**What is required:** Return all of the data exactly as given.

**Material:**
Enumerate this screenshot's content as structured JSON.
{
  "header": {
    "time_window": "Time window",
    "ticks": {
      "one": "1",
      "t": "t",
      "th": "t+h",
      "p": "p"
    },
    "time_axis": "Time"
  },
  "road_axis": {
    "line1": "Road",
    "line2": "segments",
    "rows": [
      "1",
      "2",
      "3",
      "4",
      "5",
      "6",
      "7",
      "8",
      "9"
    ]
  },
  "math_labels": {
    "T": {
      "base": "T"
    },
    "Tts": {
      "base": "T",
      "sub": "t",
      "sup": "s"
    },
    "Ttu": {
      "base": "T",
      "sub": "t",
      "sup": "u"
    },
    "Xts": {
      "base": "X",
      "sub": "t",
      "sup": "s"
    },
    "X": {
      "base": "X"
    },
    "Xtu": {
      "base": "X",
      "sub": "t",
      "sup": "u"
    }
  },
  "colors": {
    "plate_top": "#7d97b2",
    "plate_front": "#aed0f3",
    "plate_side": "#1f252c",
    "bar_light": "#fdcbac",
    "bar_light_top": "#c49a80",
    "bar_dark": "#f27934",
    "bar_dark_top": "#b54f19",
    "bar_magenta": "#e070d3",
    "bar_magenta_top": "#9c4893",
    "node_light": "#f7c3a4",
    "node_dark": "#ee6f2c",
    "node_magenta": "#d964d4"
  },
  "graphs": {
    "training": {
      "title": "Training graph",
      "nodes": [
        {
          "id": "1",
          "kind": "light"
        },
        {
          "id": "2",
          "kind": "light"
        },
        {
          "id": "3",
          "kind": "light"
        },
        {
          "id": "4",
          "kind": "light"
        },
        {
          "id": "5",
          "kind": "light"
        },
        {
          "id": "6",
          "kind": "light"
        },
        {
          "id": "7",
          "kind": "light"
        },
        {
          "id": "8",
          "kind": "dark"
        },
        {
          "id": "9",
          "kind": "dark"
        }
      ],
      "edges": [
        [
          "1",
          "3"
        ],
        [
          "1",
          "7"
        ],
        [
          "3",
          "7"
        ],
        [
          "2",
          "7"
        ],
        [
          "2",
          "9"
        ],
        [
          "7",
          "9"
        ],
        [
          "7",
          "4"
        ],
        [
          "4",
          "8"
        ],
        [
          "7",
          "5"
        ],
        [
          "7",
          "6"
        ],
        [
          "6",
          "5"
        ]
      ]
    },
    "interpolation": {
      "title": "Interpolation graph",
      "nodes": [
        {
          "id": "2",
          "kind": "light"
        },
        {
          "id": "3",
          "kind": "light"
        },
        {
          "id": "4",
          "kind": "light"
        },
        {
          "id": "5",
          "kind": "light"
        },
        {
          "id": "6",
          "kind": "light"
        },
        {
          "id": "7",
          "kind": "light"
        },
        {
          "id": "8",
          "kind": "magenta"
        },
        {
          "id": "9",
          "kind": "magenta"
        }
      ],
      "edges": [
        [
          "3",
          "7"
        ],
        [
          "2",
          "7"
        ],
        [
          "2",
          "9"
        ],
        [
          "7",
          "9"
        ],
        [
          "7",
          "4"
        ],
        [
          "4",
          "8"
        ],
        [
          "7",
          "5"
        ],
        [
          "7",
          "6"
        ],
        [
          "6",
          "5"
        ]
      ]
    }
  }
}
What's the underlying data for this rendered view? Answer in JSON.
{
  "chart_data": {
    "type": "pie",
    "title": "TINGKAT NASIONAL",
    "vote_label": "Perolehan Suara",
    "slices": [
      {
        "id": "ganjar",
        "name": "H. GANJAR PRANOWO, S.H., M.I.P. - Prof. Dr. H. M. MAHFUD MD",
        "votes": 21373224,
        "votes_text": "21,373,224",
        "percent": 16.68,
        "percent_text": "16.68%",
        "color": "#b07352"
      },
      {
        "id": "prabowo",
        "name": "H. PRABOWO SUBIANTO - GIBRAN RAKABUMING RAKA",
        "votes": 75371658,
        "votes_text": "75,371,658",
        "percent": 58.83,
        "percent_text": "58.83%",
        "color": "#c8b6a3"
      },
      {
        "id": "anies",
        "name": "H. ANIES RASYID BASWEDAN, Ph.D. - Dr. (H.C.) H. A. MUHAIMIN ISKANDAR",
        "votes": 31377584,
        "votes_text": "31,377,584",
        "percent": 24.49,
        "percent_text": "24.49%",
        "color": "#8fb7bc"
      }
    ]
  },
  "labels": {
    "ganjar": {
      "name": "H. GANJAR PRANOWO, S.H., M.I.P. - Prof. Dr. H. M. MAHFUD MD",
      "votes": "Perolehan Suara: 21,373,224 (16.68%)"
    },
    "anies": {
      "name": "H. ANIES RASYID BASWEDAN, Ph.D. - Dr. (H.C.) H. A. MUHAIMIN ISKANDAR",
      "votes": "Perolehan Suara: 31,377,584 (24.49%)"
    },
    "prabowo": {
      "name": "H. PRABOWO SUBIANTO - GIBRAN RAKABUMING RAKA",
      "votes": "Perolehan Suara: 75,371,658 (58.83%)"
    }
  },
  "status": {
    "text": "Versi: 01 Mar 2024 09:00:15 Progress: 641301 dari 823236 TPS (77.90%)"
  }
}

**Result of the task:**
Enumerate this screenshot's content as structured JSON.
{
  "header": {
    "time_window": "Time window",
    "ticks": {
      "one": "1",
      "t": "t",
      "th": "t+h",
      "p": "p"
    },
    "time_axis": "Time"
  },
  "road_axis": {
    "line1": "Road",
    "line2": "segments",
    "rows": [
      "1",
      "2",
      "3",
      "4",
      "5",
      "6",
      "7",
      "8",
      "9"
    ]
  },
  "math_labels": {
    "T": {
      "base": "T"
    },
    "Tts": {
      "base": "T",
      "sub": "t",
      "sup": "s"
    },
    "Ttu": {
      "base": "T",
      "sub": "t",
      "sup": "u"
    },
    "Xts": {
      "base": "X",
      "sub": "t",
      "sup": "s"
    },
    "X": {
      "base": "X"
    },
    "Xtu": {
      "base": "X",
      "sub": "t",
      "sup": "u"
    }
  },
  "colors": {
    "plate_top": "#7d97b2",
    "plate_front": "#aed0f3",
    "plate_side": "#1f252c",
    "bar_light": "#fdcbac",
    "bar_light_top": "#c49a80",
    "bar_dark": "#f27934",
    "bar_dark_top": "#b54f19",
    "bar_magenta": "#e070d3",
    "bar_magenta_top": "#9c4893",
    "node_light": "#f7c3a4",
    "node_dark": "#ee6f2c",
    "node_magenta": "#d964d4"
  },
  "graphs": {
    "training": {
      "title": "Training graph",
      "nodes": [
        {
          "id": "1",
          "kind": "light"
        },
        {
          "id": "2",
          "kind": "light"
        },
        {
          "id": "3",
          "kind": "light"
        },
        {
          "id": "4",
          "kind": "light"
        },
        {
          "id": "5",
          "kind": "light"
        },
        {
          "id": "6",
          "kind": "light"
        },
        {
          "id": "7",
          "kind": "light"
        },
        {
          "id": "8",
          "kind": "dark"
        },
        {
          "id": "9",
          "kind": "dark"
        }
      ],
      "edges": [
        [
          "1",
          "3"
        ],
        [
          "1",
          "7"
        ],
        [
          "3",
          "7"
        ],
        [
          "2",
          "7"
        ],
        [
          "2",
          "9"
        ],
        [
          "7",
          "9"
        ],
        [
          "7",
          "4"
        ],
        [
          "4",
          "8"
        ],
        [
          "7",
          "5"
        ],
        [
          "7",
          "6"
        ],
        [
          "6",
          "5"
        ]
      ]
    },
    "interpolation": {
      "title": "Interpolation graph",
      "nodes": [
        {
          "id": "2",
          "kind": "light"
        },
        {
          "id": "3",
          "kind": "light"
        },
        {
          "id": "4",
          "kind": "light"
        },
        {
          "id": "5",
          "kind": "light"
        },
        {
          "id": "6",
          "kind": "light"
        },
        {
          "id": "7",
          "kind": "light"
        },
        {
          "id": "8",
          "kind": "magenta"
        },
        {
          "id": "9",
          "kind": "magenta"
        }
      ],
      "edges": [
        [
          "3",
          "7"
        ],
        [
          "2",
          "7"
        ],
        [
          "2",
          "9"
        ],
        [
          "7",
          "9"
        ],
        [
          "7",
          "4"
        ],
        [
          "4",
          "8"
        ],
        [
          "7",
          "5"
        ],
        [
          "7",
          "6"
        ],
        [
          "6",
          "5"
        ]
      ]
    }
  }
}
What's the underlying data for this rendered view? Answer in JSON.
{
  "chart_data": {
    "type": "pie",
    "title": "TINGKAT NASIONAL",
    "vote_label": "Perolehan Suara",
    "slices": [
      {
        "id": "ganjar",
        "name": "H. GANJAR PRANOWO, S.H., M.I.P. - Prof. Dr. H. M. MAHFUD MD",
        "votes": 21373224,
        "votes_text": "21,373,224",
        "percent": 16.68,
        "percent_text": "16.68%",
        "color": "#b07352"
      },
      {
        "id": "prabowo",
        "name": "H. PRABOWO SUBIANTO - GIBRAN RAKABUMING RAKA",
        "votes": 75371658,
        "votes_text": "75,371,658",
        "percent": 58.83,
        "percent_text": "58.83%",
        "color": "#c8b6a3"
      },
      {
        "id": "anies",
        "name": "H. ANIES RASYID BASWEDAN, Ph.D. - Dr. (H.C.) H. A. MUHAIMIN ISKANDAR",
        "votes": 31377584,
        "votes_text": "31,377,584",
        "percent": 24.49,
        "percent_text": "24.49%",
        "color": "#8fb7bc"
      }
    ]
  },
  "labels": {
    "ganjar": {
      "name": "H. GANJAR PRANOWO, S.H., M.I.P. - Prof. Dr. H. M. MAHFUD MD",
      "votes": "Perolehan Suara: 21,373,224 (16.68%)"
    },
    "anies": {
      "name": "H. ANIES RASYID BASWEDAN, Ph.D. - Dr. (H.C.) H. A. MUHAIMIN ISKANDAR",
      "votes": "Perolehan Suara: 31,377,584 (24.49%)"
    },
    "prabowo": {
      "name": "H. PRABOWO SUBIANTO - GIBRAN RAKABUMING RAKA",
      "votes": "Perolehan Suara: 75,371,658 (58.83%)"
    }
  },
  "status": {
    "text": "Versi: 01 Mar 2024 09:00:15 Progress: 641301 dari 823236 TPS (77.90%)"
  }
}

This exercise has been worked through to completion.